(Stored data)
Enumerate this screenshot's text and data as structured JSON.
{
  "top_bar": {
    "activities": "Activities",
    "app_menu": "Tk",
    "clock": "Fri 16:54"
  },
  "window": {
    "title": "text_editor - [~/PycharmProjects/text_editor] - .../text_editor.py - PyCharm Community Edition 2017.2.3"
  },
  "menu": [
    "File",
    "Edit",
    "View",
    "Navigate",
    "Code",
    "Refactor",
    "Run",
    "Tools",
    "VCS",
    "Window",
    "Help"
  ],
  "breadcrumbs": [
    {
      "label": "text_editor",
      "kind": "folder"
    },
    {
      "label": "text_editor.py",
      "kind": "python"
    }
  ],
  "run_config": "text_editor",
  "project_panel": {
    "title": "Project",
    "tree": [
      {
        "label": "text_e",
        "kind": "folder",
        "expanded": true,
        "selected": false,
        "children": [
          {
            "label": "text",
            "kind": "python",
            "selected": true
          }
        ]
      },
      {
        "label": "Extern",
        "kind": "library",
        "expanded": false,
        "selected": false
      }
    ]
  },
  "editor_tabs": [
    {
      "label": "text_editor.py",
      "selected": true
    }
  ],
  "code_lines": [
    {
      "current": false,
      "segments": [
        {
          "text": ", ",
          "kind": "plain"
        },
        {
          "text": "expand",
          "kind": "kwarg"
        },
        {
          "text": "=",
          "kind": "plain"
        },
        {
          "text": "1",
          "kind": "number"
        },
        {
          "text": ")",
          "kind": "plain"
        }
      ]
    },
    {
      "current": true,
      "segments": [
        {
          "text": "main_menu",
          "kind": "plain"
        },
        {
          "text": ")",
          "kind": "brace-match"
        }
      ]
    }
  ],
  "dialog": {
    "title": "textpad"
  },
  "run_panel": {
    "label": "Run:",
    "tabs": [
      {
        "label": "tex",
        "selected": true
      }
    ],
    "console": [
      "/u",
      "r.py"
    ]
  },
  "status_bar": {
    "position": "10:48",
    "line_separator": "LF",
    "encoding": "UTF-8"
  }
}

WHAT THE EXERCISE ASKS >>
All of the entries must be written out exactly as they stand.

WRITTEN ANSWER >>
Enumerate this screenshot's text and data as structured JSON.
{
  "top_bar": {
    "activities": "Activities",
    "app_menu": "Tk",
    "clock": "Fri 16:54"
  },
  "window": {
    "title": "text_editor - [~/PycharmProjects/text_editor] - .../text_editor.py - PyCharm Community Edition 2017.2.3"
  },
  "menu": [
    "File",
    "Edit",
    "View",
    "Navigate",
    "Code",
    "Refactor",
    "Run",
    "Tools",
    "VCS",
    "Window",
    "Help"
  ],
  "breadcrumbs": [
    {
      "label": "text_editor",
      "kind": "folder"
    },
    {
      "label": "text_editor.py",
      "kind": "python"
    }
  ],
  "run_config": "text_editor",
  "project_panel": {
    "title": "Project",
    "tree": [
      {
        "label": "text_e",
        "kind": "folder",
        "expanded": true,
        "selected": false,
        "children": [
          {
            "label": "text",
            "kind": "python",
            "selected": true
          }
        ]
      },
      {
        "label": "Extern",
        "kind": "library",
        "expanded": false,
        "selected": false
      }
    ]
  },
  "editor_tabs": [
    {
      "label": "text_editor.py",
      "selected": true
    }
  ],
  "code_lines": [
    {
      "current": false,
      "segments": [
        {
          "text": ", ",
          "kind": "plain"
        },
        {
          "text": "expand",
          "kind": "kwarg"
        },
        {
          "text": "=",
          "kind": "plain"
        },
        {
          "text": "1",
          "kind": "number"
        },
        {
          "text": ")",
          "kind": "plain"
        }
      ]
    },
    {
      "current": true,
      "segments": [
        {
          "text": "main_menu",
          "kind": "plain"
        },
        {
          "text": ")",
          "kind": "brace-match"
        }
      ]
    }
  ],
  "dialog": {
    "title": "textpad"
  },
  "run_panel": {
    "label": "Run:",
    "tabs": [
      {
        "label": "tex",
        "selected": true
      }
    ],
    "console": [
      "/u",
      "r.py"
    ]
  },
  "status_bar": {
    "position": "10:48",
    "line_separator": "LF",
    "encoding": "UTF-8"
  }
}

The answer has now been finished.